--- Start of MATERIAL SHOWN ---
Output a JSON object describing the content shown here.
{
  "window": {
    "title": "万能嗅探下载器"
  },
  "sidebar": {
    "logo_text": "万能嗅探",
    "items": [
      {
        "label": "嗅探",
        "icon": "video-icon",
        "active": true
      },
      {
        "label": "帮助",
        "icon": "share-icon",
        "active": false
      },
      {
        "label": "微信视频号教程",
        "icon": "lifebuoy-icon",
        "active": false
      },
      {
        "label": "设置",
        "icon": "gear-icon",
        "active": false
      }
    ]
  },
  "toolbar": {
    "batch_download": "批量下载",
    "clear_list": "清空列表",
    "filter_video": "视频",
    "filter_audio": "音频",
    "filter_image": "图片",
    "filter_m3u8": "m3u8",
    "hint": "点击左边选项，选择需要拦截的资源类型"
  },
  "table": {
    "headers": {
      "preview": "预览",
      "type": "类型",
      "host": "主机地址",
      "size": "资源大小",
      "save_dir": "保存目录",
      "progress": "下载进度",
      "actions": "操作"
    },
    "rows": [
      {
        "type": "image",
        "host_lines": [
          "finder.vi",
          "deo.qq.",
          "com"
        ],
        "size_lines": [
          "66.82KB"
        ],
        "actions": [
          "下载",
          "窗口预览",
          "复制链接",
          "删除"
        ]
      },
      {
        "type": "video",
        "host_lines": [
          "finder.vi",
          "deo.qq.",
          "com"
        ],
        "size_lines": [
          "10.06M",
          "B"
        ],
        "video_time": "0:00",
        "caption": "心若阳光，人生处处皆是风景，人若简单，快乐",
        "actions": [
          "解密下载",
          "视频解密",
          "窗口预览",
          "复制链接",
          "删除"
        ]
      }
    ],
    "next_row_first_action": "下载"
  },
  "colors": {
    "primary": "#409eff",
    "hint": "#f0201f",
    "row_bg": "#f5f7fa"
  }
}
--- End of MATERIAL SHOWN ---
_GOAL:_ Set down every record above exactly as given.

_WRITTEN REPLY:_
Output a JSON object describing the content shown here.
{
  "window": {
    "title": "万能嗅探下载器"
  },
  "sidebar": {
    "logo_text": "万能嗅探",
    "items": [
      {
        "label": "嗅探",
        "icon": "video-icon",
        "active": true
      },
      {
        "label": "帮助",
        "icon": "share-icon",
        "active": false
      },
      {
        "label": "微信视频号教程",
        "icon": "lifebuoy-icon",
        "active": false
      },
      {
        "label": "设置",
        "icon": "gear-icon",
        "active": false
      }
    ]
  },
  "toolbar": {
    "batch_download": "批量下载",
    "clear_list": "清空列表",
    "filter_video": "视频",
    "filter_audio": "音频",
    "filter_image": "图片",
    "filter_m3u8": "m3u8",
    "hint": "点击左边选项，选择需要拦截的资源类型"
  },
  "table": {
    "headers": {
      "preview": "预览",
      "type": "类型",
      "host": "主机地址",
      "size": "资源大小",
      "save_dir": "保存目录",
      "progress": "下载进度",
      "actions": "操作"
    },
    "rows": [
      {
        "type": "image",
        "host_lines": [
          "finder.vi",
          "deo.qq.",
          "com"
        ],
        "size_lines": [
          "66.82KB"
        ],
        "actions": [
          "下载",
          "窗口预览",
          "复制链接",
          "删除"
        ]
      },
      {
        "type": "video",
        "host_lines": [
          "finder.vi",
          "deo.qq.",
          "com"
        ],
        "size_lines": [
          "10.06M",
          "B"
        ],
        "video_time": "0:00",
        "caption": "心若阳光，人生处处皆是风景，人若简单，快乐",
        "actions": [
          "解密下载",
          "视频解密",
          "窗口预览",
          "复制链接",
          "删除"
        ]
      }
    ],
    "next_row_first_action": "下载"
  },
  "colors": {
    "primary": "#409eff",
    "hint": "#f0201f",
    "row_bg": "#f5f7fa"
  }
}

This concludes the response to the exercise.